» **Aim of the exercise**
Collect each line of the records containing the string "Оценка".

» **Record set**
* * * * *
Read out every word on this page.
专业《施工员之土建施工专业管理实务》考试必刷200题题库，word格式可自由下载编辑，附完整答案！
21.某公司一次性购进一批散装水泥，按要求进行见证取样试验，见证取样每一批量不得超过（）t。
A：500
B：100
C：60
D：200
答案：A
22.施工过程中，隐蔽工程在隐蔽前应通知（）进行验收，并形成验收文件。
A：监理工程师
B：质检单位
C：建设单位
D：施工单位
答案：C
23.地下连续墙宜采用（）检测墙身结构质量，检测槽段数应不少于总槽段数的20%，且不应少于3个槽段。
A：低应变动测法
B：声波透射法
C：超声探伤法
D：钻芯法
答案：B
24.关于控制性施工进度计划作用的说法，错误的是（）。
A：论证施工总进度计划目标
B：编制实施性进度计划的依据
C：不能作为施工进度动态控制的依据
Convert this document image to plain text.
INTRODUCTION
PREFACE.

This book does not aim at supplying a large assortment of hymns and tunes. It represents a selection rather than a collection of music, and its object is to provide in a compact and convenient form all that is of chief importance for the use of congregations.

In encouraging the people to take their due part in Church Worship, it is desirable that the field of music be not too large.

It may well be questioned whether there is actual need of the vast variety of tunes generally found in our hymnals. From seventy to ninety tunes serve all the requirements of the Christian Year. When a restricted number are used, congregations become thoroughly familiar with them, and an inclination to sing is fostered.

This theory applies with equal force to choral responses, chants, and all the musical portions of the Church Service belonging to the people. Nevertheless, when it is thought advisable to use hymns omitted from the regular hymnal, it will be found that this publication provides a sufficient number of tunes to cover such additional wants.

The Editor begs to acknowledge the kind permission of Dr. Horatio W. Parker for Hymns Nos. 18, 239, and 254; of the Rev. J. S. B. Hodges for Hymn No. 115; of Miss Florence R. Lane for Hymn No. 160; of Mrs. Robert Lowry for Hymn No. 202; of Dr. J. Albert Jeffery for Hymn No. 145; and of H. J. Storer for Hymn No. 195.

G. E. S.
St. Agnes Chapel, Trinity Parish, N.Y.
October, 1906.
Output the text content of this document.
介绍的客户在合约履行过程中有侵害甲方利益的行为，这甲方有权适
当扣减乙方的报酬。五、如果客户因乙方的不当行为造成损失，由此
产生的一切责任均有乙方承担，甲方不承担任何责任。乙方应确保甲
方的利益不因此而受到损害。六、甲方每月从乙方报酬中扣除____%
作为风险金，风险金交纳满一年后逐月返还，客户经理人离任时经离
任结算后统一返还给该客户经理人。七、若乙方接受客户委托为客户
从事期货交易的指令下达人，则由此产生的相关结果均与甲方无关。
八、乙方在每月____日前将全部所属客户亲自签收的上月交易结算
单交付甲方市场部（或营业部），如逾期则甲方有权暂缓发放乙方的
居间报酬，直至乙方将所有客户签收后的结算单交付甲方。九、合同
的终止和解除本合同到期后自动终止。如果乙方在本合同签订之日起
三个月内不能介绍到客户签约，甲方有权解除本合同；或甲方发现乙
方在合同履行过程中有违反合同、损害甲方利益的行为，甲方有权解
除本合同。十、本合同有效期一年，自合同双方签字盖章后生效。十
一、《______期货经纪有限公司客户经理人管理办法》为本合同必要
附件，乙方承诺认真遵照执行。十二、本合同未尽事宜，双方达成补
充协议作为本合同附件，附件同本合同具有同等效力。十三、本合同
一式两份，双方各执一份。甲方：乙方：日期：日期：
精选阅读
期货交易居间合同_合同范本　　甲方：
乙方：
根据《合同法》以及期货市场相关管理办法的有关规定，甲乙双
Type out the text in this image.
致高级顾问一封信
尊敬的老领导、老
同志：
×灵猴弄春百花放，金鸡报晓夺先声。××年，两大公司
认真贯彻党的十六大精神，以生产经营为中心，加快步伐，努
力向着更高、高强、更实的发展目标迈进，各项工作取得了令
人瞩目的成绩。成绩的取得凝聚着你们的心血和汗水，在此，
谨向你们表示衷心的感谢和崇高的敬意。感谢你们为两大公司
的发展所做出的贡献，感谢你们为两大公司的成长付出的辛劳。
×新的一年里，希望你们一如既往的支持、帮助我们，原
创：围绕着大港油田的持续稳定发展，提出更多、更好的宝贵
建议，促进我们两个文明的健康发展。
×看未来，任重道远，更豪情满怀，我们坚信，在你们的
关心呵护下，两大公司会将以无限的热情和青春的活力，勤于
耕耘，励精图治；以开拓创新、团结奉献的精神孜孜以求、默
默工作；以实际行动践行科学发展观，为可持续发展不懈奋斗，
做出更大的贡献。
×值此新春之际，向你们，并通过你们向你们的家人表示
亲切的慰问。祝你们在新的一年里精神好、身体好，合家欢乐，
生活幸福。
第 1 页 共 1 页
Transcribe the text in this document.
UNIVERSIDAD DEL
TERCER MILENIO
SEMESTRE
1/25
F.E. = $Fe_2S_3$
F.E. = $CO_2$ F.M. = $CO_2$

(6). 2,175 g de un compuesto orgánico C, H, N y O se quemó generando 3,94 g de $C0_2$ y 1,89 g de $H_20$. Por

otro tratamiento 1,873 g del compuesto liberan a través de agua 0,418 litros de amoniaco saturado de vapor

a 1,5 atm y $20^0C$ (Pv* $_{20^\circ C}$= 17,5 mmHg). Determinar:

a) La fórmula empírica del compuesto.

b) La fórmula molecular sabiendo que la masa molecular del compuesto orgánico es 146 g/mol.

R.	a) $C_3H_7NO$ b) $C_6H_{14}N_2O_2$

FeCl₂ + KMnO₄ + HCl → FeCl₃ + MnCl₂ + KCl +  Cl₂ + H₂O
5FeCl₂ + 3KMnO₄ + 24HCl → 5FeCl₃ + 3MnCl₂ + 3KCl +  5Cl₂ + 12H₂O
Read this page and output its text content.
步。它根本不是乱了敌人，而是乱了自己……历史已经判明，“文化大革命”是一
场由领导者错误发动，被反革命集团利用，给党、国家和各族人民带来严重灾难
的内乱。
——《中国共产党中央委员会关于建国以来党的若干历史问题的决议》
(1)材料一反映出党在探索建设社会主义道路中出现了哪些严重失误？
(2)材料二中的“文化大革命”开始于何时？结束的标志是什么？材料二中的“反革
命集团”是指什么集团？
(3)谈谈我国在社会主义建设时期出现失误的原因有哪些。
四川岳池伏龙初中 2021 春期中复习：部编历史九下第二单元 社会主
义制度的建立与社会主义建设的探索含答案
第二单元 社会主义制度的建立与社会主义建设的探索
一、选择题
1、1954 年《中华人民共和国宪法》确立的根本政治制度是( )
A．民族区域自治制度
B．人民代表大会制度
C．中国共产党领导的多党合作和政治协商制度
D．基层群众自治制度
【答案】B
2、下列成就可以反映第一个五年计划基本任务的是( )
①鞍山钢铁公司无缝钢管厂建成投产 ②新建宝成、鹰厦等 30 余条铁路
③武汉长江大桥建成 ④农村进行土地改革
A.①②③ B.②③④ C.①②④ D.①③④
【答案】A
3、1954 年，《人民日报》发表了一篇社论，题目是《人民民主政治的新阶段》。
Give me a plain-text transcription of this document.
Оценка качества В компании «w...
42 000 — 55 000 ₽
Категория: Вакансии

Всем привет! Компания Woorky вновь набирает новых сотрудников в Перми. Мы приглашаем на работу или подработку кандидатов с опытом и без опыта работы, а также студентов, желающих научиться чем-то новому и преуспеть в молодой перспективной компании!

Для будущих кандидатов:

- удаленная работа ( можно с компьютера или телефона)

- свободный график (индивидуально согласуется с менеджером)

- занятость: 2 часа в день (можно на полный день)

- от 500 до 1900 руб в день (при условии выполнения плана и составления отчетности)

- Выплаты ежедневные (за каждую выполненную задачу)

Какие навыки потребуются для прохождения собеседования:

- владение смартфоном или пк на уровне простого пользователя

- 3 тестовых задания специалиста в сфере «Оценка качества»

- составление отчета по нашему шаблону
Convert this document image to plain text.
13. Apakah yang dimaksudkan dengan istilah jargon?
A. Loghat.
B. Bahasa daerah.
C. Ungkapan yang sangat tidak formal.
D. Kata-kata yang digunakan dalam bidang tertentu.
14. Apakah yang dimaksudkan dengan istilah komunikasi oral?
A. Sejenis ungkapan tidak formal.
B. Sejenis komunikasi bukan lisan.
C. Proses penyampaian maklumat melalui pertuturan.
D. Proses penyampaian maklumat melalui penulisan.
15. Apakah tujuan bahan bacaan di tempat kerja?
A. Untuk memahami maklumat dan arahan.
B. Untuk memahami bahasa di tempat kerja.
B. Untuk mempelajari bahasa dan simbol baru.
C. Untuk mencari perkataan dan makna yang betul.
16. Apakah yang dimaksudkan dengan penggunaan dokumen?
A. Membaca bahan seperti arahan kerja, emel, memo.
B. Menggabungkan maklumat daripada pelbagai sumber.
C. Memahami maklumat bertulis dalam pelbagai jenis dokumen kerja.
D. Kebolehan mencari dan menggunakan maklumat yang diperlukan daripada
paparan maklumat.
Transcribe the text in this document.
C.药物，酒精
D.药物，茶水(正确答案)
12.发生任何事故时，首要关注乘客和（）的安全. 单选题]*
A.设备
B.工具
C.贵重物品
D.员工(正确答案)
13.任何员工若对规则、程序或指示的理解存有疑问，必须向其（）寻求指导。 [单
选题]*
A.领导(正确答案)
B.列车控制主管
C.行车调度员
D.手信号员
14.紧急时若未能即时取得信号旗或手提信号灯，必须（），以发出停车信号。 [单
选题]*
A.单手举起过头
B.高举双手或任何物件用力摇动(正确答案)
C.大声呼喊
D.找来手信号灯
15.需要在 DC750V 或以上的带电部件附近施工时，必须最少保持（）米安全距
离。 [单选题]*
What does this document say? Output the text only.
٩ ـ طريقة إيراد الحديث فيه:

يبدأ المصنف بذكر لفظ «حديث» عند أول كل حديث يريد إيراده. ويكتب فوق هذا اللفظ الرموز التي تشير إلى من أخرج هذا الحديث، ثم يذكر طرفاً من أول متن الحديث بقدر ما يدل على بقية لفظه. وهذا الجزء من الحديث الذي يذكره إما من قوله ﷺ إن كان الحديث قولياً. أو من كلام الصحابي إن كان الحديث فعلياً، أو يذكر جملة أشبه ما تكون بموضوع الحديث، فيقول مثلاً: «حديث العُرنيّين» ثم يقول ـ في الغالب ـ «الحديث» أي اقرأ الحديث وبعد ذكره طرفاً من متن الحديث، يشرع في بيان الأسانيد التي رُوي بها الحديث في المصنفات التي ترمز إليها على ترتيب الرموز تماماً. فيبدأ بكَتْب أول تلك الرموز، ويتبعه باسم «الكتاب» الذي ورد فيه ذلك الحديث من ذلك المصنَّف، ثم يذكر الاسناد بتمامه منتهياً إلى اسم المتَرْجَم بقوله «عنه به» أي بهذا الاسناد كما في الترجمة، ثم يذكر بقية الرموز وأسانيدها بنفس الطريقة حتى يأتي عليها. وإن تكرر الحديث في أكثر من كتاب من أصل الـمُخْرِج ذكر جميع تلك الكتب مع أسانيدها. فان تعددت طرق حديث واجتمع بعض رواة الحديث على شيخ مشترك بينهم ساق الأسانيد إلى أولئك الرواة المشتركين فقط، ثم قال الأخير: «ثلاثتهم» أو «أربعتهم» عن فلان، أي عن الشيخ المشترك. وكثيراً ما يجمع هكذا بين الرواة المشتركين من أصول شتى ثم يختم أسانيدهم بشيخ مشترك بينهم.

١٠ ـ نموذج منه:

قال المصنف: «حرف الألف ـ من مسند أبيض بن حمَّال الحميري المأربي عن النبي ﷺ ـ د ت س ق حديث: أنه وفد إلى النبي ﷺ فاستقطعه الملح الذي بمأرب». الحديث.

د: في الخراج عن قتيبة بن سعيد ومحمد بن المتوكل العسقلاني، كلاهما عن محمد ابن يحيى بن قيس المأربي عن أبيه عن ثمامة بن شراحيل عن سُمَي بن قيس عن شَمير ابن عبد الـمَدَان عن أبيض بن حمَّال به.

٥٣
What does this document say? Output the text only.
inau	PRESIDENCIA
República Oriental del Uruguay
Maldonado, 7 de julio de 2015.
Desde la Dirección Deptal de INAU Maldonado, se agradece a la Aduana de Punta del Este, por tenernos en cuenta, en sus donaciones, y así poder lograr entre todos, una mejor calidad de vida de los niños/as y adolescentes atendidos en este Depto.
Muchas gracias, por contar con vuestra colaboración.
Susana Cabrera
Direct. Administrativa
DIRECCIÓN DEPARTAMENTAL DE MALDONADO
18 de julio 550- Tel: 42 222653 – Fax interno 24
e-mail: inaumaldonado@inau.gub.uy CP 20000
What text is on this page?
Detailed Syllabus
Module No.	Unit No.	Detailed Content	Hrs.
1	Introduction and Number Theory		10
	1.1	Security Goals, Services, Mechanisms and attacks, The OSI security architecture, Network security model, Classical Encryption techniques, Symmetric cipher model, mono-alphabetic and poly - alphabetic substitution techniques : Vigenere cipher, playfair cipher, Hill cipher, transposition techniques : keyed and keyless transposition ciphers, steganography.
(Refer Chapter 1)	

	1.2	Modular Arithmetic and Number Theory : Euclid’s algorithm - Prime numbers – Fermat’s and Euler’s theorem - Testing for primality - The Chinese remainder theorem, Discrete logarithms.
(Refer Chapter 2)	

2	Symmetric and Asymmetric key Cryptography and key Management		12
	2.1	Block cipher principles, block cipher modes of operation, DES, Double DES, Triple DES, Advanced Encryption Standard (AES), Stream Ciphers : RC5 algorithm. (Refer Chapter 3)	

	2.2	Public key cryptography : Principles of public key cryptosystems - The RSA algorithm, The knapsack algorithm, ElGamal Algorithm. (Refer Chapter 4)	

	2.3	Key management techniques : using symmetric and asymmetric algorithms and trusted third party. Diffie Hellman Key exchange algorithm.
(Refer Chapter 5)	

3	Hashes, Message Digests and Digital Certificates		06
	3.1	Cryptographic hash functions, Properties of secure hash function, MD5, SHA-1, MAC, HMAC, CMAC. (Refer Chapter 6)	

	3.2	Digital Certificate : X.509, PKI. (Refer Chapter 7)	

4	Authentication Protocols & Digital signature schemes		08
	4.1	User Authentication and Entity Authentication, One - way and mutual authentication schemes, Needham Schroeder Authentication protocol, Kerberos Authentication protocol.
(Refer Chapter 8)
* * * * *
» **Finished exercise**
Оценка качества В компании «w...
- 3 тестовых задания специалиста в сфере «Оценка качества»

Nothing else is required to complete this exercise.